▸ Extrahierter Text
>>>>>

Die letzten Zeugen - Das Buc

GEORGE HANS VULKAN


 
 

Diese Geschichte wurde im Projekt "Die Letzten Zeugen" erstellt.

»Von den heutigen Bewohnern unserer Wohnung herzlich empfangen ...«

George Vulkan über seine ganz persönliche Rückkehr nach Wien.

Obwohl ich seit dem Krieg einige Male wieder in Wien gewesen bin, hatte ich jedes Mal ziemlich gemischte Gefühle dabei. Es ist eine schöne Stadt, in der es viel zu sehen und zu tun gibt und in der man gut essen kann.

Dennoch hat sie eine dunkle Geschichte. Als wir Wien im September 1938 verlassen haben, gingen wir in großer Eile, da mein Vater gewarnt wurde, dass er in Kürze verhaftet würde, und so hatten meine Eltern nicht einmal Zeit, ihren Familienmitgliedern, die sie zurückließen, Lebewohl zu sagen. Die meisten von ihnen haben sie nie wieder gesehen.

<<<<<

▸ Zu erledigende Aufgabe
Schreiben Sie aus dem Text über George Vulkans Rückkehr nach Wien den Abschnitt von „Obwohl ich seit“ bis „gut essen kann.“ wortgetreu ab. Die Auflistung spielt hierfür keine Rolle.

Datensätze zu Elementen und Koordinaten
>>>>>

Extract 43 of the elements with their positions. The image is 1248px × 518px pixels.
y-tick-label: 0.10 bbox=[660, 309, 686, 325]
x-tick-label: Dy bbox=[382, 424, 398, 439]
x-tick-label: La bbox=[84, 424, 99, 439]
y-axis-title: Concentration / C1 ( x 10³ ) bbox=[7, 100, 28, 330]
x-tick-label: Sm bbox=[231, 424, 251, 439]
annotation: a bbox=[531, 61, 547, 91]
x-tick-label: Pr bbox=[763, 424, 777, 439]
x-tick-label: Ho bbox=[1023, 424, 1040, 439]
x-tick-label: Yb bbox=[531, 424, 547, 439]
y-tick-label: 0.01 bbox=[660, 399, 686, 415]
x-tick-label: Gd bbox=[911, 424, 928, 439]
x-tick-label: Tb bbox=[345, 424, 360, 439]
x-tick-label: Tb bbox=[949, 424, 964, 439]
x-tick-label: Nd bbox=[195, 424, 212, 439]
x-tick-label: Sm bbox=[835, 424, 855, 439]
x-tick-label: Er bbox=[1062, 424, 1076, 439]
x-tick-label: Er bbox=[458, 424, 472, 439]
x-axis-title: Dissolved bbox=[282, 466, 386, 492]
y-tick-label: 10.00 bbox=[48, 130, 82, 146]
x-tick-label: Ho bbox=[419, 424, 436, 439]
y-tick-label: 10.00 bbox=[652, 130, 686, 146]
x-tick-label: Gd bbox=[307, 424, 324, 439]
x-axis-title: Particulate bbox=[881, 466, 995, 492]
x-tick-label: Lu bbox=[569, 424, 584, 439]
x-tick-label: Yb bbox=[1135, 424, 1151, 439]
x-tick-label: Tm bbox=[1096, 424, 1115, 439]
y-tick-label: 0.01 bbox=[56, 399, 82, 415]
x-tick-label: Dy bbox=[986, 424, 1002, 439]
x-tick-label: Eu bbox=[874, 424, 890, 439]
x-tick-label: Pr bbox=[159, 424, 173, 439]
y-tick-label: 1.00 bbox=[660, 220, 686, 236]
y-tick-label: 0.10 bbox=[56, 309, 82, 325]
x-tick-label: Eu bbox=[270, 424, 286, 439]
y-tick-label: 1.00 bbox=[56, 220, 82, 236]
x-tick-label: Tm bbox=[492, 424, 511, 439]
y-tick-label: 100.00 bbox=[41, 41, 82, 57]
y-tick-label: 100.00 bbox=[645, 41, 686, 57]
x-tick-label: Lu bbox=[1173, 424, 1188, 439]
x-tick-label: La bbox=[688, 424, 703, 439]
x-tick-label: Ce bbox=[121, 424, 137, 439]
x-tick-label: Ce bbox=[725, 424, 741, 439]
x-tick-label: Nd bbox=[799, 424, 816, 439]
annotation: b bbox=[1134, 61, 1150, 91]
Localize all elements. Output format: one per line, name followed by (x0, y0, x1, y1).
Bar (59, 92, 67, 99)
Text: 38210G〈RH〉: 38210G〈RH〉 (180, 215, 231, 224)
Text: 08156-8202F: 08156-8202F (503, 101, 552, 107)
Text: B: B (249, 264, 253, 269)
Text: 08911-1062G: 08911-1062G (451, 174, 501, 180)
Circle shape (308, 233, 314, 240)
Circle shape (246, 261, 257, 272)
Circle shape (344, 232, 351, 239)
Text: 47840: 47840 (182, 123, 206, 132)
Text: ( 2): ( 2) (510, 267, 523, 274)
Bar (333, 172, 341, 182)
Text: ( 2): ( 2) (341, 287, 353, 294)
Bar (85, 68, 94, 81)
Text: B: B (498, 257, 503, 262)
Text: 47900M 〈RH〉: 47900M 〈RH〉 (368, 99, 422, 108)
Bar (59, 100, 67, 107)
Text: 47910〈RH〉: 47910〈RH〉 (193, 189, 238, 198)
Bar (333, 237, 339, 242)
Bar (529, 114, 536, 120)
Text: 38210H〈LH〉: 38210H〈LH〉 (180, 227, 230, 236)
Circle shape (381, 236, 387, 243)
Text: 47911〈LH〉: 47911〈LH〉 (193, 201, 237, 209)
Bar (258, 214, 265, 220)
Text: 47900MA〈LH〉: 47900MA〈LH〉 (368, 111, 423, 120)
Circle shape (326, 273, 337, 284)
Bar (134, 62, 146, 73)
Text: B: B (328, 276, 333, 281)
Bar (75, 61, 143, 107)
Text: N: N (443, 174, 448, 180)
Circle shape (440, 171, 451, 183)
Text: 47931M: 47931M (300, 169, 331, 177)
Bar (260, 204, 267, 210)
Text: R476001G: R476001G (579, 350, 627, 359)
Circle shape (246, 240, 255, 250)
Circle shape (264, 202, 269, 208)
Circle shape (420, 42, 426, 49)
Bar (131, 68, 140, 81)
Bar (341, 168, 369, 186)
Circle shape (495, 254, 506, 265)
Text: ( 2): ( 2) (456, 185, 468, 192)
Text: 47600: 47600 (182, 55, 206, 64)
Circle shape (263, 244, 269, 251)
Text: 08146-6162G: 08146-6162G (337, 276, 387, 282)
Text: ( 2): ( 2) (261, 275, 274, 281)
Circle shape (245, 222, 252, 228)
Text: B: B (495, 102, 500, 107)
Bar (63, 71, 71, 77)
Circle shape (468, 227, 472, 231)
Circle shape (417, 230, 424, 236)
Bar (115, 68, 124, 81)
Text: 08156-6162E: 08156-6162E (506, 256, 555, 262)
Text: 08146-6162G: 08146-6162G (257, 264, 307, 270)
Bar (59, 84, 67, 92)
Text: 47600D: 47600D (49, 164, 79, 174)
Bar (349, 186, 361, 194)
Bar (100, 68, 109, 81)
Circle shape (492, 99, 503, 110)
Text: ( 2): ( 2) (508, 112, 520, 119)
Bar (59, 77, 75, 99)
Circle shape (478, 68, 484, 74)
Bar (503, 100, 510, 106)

<<<<<

▸ Gelöste Aufgabe
Obwohl ich seit dem Krieg einige Male wieder in Wien gewesen bin, hatte ich jedes Mal ziemlich gemischte Gefühle dabei. Es ist eine schöne Stadt, in der es viel zu sehen und zu tun gibt und in der man gut essen kann.